GOAL OF THE EXERCISE:
Tally up the lines carrying the string "after" and respond with only the resulting number.

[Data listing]
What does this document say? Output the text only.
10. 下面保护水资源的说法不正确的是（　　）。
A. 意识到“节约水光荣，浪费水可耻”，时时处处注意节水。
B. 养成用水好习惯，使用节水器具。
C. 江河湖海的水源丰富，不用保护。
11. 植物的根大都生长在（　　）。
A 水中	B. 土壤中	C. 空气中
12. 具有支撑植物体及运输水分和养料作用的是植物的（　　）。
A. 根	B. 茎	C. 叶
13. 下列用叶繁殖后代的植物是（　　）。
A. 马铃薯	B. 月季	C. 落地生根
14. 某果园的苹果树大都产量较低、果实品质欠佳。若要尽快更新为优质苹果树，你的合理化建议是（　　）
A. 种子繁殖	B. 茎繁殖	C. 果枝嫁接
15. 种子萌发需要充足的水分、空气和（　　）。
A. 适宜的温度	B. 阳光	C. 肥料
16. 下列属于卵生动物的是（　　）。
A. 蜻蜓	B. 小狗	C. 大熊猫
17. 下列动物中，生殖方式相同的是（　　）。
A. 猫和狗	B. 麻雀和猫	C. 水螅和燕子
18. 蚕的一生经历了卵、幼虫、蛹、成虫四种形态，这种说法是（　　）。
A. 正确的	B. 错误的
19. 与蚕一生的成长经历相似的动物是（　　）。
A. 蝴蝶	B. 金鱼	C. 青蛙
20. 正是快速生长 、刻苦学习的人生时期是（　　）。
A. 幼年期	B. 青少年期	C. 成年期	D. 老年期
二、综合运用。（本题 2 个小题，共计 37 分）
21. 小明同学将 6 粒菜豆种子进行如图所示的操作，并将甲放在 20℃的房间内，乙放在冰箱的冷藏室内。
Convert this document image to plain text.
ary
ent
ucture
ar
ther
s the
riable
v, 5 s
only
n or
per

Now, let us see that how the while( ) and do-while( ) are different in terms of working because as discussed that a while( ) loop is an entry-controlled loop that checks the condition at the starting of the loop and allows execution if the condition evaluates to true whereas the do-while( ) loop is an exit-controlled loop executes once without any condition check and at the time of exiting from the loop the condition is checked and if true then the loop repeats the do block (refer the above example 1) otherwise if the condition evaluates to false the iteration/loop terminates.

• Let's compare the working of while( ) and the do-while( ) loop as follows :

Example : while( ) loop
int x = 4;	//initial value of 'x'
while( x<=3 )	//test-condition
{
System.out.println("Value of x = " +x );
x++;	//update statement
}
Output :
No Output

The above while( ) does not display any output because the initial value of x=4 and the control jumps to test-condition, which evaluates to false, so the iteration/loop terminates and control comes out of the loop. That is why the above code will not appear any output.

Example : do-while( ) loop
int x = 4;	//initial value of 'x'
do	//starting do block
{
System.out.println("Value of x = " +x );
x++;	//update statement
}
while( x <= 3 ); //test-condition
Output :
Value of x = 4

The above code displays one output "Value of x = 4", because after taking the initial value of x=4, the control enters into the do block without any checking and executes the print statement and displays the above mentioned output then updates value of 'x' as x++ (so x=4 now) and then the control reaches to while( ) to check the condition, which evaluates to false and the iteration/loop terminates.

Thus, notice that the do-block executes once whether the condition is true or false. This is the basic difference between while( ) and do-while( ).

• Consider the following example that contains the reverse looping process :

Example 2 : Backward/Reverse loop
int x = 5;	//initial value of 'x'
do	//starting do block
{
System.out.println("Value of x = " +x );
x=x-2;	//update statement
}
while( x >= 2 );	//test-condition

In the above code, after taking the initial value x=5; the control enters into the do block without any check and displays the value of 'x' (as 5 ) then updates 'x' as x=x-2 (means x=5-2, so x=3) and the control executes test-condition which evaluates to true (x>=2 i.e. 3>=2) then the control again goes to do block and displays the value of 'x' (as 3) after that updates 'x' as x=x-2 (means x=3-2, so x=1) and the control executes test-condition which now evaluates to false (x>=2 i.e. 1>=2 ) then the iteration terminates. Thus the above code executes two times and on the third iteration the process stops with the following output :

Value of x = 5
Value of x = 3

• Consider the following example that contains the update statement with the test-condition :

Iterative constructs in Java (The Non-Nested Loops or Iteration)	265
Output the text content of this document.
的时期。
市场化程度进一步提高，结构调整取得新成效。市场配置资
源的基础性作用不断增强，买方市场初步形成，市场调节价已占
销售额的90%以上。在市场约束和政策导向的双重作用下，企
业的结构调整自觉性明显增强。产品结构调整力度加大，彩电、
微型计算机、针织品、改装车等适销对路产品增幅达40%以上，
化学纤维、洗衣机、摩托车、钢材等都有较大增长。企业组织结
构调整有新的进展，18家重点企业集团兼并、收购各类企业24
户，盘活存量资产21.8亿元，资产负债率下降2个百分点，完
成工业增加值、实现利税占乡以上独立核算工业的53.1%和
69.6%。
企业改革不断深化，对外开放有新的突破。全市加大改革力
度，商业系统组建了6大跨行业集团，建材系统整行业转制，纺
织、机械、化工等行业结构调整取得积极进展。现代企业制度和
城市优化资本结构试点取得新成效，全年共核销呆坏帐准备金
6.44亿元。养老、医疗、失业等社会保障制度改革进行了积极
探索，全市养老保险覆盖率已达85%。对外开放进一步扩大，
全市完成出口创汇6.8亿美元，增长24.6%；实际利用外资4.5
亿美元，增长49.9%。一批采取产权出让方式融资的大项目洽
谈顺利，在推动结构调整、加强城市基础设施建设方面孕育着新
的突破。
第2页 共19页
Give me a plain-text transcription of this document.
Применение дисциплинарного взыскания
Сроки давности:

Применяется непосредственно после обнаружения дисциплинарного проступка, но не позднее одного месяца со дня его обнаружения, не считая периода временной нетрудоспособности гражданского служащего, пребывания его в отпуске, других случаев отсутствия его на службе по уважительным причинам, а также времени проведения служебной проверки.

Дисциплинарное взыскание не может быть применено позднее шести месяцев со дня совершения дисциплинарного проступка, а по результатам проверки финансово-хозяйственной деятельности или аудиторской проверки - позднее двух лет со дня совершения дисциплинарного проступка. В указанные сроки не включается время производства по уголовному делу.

SOLUTION FOR THIS PROBLEM:
2